**Dataset:**
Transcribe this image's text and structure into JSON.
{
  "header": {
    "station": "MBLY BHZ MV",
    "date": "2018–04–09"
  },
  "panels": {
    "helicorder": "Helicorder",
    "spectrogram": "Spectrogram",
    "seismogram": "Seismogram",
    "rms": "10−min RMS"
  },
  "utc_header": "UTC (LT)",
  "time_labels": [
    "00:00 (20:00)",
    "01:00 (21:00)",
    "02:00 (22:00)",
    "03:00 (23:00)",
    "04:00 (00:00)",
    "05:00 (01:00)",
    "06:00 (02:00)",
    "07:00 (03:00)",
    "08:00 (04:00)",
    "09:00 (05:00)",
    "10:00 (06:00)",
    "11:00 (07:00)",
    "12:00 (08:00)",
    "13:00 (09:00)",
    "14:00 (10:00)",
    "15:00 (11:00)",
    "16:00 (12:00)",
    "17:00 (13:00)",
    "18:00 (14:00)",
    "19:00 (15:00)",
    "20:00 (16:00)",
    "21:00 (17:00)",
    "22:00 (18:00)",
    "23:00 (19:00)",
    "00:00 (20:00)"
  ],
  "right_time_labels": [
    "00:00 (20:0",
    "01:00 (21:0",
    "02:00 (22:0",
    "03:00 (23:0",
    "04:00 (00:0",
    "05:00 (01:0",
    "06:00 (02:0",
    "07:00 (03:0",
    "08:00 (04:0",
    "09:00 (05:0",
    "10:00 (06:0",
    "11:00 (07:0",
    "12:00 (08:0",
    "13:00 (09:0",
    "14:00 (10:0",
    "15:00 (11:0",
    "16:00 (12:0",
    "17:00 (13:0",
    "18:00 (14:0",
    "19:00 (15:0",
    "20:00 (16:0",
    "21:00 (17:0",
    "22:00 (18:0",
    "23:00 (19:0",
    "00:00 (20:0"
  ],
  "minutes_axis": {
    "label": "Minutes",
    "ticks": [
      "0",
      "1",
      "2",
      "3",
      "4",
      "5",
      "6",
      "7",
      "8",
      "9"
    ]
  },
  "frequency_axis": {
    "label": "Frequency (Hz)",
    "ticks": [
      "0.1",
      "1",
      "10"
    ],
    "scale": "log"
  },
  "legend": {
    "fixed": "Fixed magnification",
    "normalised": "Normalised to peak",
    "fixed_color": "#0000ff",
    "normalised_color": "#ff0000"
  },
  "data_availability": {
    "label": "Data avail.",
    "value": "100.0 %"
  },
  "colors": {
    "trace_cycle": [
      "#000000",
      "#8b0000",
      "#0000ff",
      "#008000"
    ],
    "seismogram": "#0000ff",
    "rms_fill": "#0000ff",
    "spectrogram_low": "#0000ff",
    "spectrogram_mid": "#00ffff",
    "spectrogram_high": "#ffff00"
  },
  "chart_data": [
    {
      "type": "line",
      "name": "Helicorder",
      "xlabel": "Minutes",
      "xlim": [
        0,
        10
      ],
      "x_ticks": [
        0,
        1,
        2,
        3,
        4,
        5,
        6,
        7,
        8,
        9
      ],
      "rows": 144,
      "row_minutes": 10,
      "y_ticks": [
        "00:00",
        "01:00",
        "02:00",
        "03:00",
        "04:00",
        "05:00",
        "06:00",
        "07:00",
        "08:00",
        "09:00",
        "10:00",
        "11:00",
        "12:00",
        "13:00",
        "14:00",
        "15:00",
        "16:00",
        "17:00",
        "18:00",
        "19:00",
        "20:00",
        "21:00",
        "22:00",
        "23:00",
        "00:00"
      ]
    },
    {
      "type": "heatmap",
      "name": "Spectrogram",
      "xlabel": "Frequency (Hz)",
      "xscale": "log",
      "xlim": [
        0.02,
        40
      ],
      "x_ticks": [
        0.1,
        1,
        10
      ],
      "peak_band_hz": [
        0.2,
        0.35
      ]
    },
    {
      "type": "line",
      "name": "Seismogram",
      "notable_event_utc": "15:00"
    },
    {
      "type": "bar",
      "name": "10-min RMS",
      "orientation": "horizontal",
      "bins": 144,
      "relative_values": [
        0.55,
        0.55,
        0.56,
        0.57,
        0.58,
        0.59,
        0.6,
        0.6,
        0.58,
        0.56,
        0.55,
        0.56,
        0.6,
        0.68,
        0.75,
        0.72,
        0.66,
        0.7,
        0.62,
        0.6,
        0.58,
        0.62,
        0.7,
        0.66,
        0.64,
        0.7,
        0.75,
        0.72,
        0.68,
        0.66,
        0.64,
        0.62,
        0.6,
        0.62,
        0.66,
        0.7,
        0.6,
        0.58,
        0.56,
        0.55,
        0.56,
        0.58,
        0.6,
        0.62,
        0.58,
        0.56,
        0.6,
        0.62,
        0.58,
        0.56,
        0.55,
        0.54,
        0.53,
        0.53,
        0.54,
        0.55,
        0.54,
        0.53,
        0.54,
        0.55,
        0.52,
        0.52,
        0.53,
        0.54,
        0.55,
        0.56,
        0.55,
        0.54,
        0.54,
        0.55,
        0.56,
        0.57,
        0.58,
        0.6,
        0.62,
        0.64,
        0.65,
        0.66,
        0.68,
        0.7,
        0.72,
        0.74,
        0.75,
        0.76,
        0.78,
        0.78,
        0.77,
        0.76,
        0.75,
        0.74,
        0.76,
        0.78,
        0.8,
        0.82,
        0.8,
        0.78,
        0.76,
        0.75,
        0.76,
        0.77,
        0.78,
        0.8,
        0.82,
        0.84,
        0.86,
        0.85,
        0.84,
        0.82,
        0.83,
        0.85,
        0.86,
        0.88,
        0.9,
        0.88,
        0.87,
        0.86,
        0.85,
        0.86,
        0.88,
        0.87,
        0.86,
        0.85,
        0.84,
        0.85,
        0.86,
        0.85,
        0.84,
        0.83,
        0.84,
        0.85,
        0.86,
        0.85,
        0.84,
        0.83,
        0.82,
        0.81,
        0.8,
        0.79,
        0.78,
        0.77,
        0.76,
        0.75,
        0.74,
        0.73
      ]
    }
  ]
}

**Request:** Write the material out exactly, with nothing left out.

**Response to the exercise:**
Transcribe this image's text and structure into JSON.
{
  "header": {
    "station": "MBLY BHZ MV",
    "date": "2018–04–09"
  },
  "panels": {
    "helicorder": "Helicorder",
    "spectrogram": "Spectrogram",
    "seismogram": "Seismogram",
    "rms": "10−min RMS"
  },
  "utc_header": "UTC (LT)",
  "time_labels": [
    "00:00 (20:00)",
    "01:00 (21:00)",
    "02:00 (22:00)",
    "03:00 (23:00)",
    "04:00 (00:00)",
    "05:00 (01:00)",
    "06:00 (02:00)",
    "07:00 (03:00)",
    "08:00 (04:00)",
    "09:00 (05:00)",
    "10:00 (06:00)",
    "11:00 (07:00)",
    "12:00 (08:00)",
    "13:00 (09:00)",
    "14:00 (10:00)",
    "15:00 (11:00)",
    "16:00 (12:00)",
    "17:00 (13:00)",
    "18:00 (14:00)",
    "19:00 (15:00)",
    "20:00 (16:00)",
    "21:00 (17:00)",
    "22:00 (18:00)",
    "23:00 (19:00)",
    "00:00 (20:00)"
  ],
  "right_time_labels": [
    "00:00 (20:0",
    "01:00 (21:0",
    "02:00 (22:0",
    "03:00 (23:0",
    "04:00 (00:0",
    "05:00 (01:0",
    "06:00 (02:0",
    "07:00 (03:0",
    "08:00 (04:0",
    "09:00 (05:0",
    "10:00 (06:0",
    "11:00 (07:0",
    "12:00 (08:0",
    "13:00 (09:0",
    "14:00 (10:0",
    "15:00 (11:0",
    "16:00 (12:0",
    "17:00 (13:0",
    "18:00 (14:0",
    "19:00 (15:0",
    "20:00 (16:0",
    "21:00 (17:0",
    "22:00 (18:0",
    "23:00 (19:0",
    "00:00 (20:0"
  ],
  "minutes_axis": {
    "label": "Minutes",
    "ticks": [
      "0",
      "1",
      "2",
      "3",
      "4",
      "5",
      "6",
      "7",
      "8",
      "9"
    ]
  },
  "frequency_axis": {
    "label": "Frequency (Hz)",
    "ticks": [
      "0.1",
      "1",
      "10"
    ],
    "scale": "log"
  },
  "legend": {
    "fixed": "Fixed magnification",
    "normalised": "Normalised to peak",
    "fixed_color": "#0000ff",
    "normalised_color": "#ff0000"
  },
  "data_availability": {
    "label": "Data avail.",
    "value": "100.0 %"
  },
  "colors": {
    "trace_cycle": [
      "#000000",
      "#8b0000",
      "#0000ff",
      "#008000"
    ],
    "seismogram": "#0000ff",
    "rms_fill": "#0000ff",
    "spectrogram_low": "#0000ff",
    "spectrogram_mid": "#00ffff",
    "spectrogram_high": "#ffff00"
  },
  "chart_data": [
    {
      "type": "line",
      "name": "Helicorder",
      "xlabel": "Minutes",
      "xlim": [
        0,
        10
      ],
      "x_ticks": [
        0,
        1,
        2,
        3,
        4,
        5,
        6,
        7,
        8,
        9
      ],
      "rows": 144,
      "row_minutes": 10,
      "y_ticks": [
        "00:00",
        "01:00",
        "02:00",
        "03:00",
        "04:00",
        "05:00",
        "06:00",
        "07:00",
        "08:00",
        "09:00",
        "10:00",
        "11:00",
        "12:00",
        "13:00",
        "14:00",
        "15:00",
        "16:00",
        "17:00",
        "18:00",
        "19:00",
        "20:00",
        "21:00",
        "22:00",
        "23:00",
        "00:00"
      ]
    },
    {
      "type": "heatmap",
      "name": "Spectrogram",
      "xlabel": "Frequency (Hz)",
      "xscale": "log",
      "xlim": [
        0.02,
        40
      ],
      "x_ticks": [
        0.1,
        1,
        10
      ],
      "peak_band_hz": [
        0.2,
        0.35
      ]
    },
    {
      "type": "line",
      "name": "Seismogram",
      "notable_event_utc": "15:00"
    },
    {
      "type": "bar",
      "name": "10-min RMS",
      "orientation": "horizontal",
      "bins": 144,
      "relative_values": [
        0.55,
        0.55,
        0.56,
        0.57,
        0.58,
        0.59,
        0.6,
        0.6,
        0.58,
        0.56,
        0.55,
        0.56,
        0.6,
        0.68,
        0.75,
        0.72,
        0.66,
        0.7,
        0.62,
        0.6,
        0.58,
        0.62,
        0.7,
        0.66,
        0.64,
        0.7,
        0.75,
        0.72,
        0.68,
        0.66,
        0.64,
        0.62,
        0.6,
        0.62,
        0.66,
        0.7,
        0.6,
        0.58,
        0.56,
        0.55,
        0.56,
        0.58,
        0.6,
        0.62,
        0.58,
        0.56,
        0.6,
        0.62,
        0.58,
        0.56,
        0.55,
        0.54,
        0.53,
        0.53,
        0.54,
        0.55,
        0.54,
        0.53,
        0.54,
        0.55,
        0.52,
        0.52,
        0.53,
        0.54,
        0.55,
        0.56,
        0.55,
        0.54,
        0.54,
        0.55,
        0.56,
        0.57,
        0.58,
        0.6,
        0.62,
        0.64,
        0.65,
        0.66,
        0.68,
        0.7,
        0.72,
        0.74,
        0.75,
        0.76,
        0.78,
        0.78,
        0.77,
        0.76,
        0.75,
        0.74,
        0.76,
        0.78,
        0.8,
        0.82,
        0.8,
        0.78,
        0.76,
        0.75,
        0.76,
        0.77,
        0.78,
        0.8,
        0.82,
        0.84,
        0.86,
        0.85,
        0.84,
        0.82,
        0.83,
        0.85,
        0.86,
        0.88,
        0.9,
        0.88,
        0.87,
        0.86,
        0.85,
        0.86,
        0.88,
        0.87,
        0.86,
        0.85,
        0.84,
        0.85,
        0.86,
        0.85,
        0.84,
        0.83,
        0.84,
        0.85,
        0.86,
        0.85,
        0.84,
        0.83,
        0.82,
        0.81,
        0.8,
        0.79,
        0.78,
        0.77,
        0.76,
        0.75,
        0.74,
        0.73
      ]
    }
  ]
}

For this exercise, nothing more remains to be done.